What you should do:
Lift every line from the entries that includes the word "semesterersättning".

Data items:
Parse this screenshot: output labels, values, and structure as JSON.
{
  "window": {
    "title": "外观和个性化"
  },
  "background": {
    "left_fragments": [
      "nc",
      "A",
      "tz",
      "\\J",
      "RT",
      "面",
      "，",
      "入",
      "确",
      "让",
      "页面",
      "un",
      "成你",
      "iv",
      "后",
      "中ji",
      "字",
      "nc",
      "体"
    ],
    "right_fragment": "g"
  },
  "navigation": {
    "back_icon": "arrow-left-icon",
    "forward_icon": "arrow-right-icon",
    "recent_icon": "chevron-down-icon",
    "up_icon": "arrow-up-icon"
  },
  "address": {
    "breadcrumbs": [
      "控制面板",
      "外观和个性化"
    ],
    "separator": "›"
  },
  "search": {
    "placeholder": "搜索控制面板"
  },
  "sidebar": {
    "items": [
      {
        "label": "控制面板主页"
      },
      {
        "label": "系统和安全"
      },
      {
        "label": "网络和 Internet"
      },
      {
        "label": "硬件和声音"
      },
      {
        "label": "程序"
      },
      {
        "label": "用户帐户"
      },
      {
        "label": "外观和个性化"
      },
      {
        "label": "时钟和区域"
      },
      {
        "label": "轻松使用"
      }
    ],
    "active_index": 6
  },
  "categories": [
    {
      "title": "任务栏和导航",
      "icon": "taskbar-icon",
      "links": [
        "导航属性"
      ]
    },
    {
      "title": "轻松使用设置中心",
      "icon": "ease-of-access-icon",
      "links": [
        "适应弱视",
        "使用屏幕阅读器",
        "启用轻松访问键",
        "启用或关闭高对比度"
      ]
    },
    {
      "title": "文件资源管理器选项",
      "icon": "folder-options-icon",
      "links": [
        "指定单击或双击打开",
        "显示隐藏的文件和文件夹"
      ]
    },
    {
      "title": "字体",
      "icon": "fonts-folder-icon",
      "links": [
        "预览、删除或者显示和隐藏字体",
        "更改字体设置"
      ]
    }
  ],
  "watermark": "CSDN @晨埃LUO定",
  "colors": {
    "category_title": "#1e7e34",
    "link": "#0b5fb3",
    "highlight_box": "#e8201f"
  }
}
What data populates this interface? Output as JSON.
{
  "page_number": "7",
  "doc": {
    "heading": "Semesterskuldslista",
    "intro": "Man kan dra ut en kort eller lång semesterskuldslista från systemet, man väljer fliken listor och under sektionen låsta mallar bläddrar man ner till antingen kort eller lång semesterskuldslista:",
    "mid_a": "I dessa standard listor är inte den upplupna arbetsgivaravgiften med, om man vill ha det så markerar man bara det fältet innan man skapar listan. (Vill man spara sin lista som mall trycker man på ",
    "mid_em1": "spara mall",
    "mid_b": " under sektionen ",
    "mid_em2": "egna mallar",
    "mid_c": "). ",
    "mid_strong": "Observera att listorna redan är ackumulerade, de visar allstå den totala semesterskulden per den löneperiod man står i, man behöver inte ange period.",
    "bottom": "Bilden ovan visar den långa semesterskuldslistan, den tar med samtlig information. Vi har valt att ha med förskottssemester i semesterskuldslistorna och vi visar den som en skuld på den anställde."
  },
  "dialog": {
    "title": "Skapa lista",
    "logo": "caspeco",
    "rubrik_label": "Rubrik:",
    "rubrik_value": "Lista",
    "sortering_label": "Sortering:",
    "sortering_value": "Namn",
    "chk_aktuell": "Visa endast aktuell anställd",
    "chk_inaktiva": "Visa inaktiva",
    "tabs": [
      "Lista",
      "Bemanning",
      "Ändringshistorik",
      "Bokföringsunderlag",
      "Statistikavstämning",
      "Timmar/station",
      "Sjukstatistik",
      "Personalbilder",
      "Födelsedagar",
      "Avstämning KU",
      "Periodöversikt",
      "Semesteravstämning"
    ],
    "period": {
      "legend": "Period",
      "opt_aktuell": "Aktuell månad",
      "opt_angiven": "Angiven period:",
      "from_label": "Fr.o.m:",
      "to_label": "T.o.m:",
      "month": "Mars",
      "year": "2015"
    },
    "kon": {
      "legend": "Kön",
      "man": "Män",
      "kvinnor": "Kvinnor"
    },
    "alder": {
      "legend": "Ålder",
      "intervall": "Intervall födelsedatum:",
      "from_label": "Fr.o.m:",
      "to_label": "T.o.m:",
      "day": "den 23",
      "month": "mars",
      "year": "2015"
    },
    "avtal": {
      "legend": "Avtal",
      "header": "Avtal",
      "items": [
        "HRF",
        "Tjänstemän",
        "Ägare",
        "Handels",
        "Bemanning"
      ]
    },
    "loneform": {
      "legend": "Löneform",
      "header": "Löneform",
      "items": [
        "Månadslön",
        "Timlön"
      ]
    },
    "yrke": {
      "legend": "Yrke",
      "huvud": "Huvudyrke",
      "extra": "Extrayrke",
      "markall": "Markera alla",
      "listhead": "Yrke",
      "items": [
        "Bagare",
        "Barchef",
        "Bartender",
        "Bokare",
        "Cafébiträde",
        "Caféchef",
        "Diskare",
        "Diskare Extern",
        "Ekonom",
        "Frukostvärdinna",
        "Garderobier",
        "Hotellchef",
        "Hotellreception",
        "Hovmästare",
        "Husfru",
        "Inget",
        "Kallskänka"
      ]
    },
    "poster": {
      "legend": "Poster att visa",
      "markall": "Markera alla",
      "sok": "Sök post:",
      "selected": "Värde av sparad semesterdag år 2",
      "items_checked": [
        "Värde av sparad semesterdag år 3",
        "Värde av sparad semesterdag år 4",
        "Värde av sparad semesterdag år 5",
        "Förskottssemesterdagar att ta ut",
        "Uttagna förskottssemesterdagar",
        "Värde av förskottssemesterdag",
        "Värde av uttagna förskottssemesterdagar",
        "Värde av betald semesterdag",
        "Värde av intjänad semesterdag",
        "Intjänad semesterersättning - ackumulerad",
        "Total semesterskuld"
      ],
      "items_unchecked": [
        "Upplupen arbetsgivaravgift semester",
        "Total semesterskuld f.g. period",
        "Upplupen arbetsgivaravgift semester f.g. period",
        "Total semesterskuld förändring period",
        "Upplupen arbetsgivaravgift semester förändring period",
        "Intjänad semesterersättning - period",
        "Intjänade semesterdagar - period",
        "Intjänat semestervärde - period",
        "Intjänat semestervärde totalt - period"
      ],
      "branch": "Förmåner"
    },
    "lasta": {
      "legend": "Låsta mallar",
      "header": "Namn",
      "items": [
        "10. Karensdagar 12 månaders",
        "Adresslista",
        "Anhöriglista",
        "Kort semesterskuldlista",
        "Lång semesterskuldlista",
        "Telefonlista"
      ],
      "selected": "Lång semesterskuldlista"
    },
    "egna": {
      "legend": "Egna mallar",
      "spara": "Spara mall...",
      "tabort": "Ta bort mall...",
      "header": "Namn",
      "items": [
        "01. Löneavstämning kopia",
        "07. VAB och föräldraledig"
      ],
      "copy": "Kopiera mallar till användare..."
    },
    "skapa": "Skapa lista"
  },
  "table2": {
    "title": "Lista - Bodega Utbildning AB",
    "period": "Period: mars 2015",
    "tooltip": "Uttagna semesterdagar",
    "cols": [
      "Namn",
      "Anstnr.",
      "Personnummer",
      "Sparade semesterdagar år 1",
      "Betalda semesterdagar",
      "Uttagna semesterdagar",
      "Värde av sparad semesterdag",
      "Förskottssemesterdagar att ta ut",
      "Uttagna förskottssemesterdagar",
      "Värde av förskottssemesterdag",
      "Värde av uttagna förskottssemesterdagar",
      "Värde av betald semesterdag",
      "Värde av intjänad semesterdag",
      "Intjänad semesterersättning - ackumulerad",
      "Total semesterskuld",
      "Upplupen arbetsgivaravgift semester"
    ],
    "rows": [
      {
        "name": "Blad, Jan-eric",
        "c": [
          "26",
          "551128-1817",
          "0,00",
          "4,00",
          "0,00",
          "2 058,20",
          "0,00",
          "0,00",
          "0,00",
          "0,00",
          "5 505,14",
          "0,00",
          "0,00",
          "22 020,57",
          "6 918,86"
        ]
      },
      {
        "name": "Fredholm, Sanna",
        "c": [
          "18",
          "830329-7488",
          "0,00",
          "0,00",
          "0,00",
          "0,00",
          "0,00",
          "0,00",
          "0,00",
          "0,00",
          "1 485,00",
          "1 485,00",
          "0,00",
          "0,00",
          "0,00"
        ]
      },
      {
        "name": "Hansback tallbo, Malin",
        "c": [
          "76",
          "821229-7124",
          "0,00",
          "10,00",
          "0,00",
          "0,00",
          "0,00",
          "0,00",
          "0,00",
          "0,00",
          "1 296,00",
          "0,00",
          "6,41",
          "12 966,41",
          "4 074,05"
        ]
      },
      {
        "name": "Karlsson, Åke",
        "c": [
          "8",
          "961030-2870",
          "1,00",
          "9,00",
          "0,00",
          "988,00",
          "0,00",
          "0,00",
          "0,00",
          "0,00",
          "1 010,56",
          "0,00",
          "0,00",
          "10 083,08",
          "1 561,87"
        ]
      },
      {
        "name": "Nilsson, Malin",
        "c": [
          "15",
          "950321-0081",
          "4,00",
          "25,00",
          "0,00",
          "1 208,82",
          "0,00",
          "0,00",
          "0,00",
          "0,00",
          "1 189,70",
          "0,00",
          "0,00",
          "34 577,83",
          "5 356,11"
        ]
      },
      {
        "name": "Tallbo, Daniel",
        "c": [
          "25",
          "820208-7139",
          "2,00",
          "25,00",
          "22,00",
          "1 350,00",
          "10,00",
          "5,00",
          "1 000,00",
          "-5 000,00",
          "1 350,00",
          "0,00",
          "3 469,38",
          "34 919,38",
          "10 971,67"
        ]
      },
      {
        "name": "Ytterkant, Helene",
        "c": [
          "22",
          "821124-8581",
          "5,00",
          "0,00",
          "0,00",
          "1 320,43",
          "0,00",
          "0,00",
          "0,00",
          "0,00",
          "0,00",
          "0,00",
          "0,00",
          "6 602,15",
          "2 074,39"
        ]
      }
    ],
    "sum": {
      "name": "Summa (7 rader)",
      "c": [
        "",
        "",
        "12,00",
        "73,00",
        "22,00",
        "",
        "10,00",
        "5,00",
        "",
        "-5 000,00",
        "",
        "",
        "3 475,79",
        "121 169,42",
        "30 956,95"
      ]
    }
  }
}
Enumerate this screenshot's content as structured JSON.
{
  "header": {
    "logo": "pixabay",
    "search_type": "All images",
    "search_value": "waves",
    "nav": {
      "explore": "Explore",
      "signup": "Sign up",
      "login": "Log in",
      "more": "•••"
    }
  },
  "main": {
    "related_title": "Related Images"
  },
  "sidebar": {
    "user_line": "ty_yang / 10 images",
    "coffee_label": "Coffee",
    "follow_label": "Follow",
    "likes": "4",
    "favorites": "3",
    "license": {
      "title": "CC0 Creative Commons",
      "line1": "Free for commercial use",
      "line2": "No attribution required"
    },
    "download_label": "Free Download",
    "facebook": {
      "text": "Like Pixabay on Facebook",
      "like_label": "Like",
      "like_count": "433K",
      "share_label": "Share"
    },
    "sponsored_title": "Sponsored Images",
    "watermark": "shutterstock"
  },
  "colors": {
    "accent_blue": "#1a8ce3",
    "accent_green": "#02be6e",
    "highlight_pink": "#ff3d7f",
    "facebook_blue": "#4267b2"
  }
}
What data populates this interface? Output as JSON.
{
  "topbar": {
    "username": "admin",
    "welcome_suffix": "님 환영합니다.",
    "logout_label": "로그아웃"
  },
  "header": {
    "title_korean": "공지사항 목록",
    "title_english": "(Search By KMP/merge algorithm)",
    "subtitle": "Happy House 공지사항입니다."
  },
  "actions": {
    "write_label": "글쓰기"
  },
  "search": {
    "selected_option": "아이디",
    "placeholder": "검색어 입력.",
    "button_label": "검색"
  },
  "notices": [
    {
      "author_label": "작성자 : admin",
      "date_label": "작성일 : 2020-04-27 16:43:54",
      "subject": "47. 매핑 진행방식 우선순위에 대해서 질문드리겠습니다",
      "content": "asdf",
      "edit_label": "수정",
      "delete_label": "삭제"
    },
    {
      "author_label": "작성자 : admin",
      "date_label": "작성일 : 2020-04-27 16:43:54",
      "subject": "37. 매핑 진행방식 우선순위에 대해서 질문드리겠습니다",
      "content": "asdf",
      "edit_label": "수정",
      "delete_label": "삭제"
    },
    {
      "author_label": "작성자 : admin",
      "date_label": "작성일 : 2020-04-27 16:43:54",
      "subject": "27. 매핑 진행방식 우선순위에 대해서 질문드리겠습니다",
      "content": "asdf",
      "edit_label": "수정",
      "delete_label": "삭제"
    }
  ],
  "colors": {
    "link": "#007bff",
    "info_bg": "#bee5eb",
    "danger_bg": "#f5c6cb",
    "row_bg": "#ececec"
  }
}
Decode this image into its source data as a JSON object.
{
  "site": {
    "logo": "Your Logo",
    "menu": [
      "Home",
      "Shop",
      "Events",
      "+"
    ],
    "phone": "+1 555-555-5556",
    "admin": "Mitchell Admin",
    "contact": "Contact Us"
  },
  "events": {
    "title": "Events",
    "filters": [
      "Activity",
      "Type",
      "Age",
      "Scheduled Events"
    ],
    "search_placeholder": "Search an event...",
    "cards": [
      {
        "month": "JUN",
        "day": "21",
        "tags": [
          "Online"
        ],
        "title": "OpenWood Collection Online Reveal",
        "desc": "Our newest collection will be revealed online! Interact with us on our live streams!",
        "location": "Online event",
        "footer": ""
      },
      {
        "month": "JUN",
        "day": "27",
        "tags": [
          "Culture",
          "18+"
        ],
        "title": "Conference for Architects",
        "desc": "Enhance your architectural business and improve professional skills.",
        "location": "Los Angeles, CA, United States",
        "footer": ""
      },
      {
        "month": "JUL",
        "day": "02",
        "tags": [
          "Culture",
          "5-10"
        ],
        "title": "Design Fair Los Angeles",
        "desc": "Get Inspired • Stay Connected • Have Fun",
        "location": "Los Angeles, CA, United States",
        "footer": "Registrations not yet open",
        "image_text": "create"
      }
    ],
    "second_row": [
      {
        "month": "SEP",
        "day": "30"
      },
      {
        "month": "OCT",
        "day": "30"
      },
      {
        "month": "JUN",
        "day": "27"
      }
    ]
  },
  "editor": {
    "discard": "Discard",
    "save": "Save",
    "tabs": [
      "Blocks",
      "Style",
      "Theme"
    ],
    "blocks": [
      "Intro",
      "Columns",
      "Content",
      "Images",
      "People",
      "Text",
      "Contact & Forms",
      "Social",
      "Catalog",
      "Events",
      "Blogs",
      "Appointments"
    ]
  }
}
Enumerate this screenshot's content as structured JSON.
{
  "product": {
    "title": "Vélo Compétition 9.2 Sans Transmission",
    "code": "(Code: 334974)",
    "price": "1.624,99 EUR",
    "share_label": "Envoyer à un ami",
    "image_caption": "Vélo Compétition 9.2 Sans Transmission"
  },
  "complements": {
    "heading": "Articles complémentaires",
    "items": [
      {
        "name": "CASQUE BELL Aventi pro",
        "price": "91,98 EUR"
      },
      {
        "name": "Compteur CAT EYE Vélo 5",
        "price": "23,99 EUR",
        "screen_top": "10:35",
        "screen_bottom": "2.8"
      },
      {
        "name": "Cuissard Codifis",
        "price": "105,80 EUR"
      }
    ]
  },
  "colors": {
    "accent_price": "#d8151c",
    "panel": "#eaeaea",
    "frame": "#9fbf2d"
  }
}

Solved exercise:
        "Intjänad semesterersättning - ackumulerad",
        "Intjänad semesterersättning - period",
      "Intjänad semesterersättning - ackumulerad",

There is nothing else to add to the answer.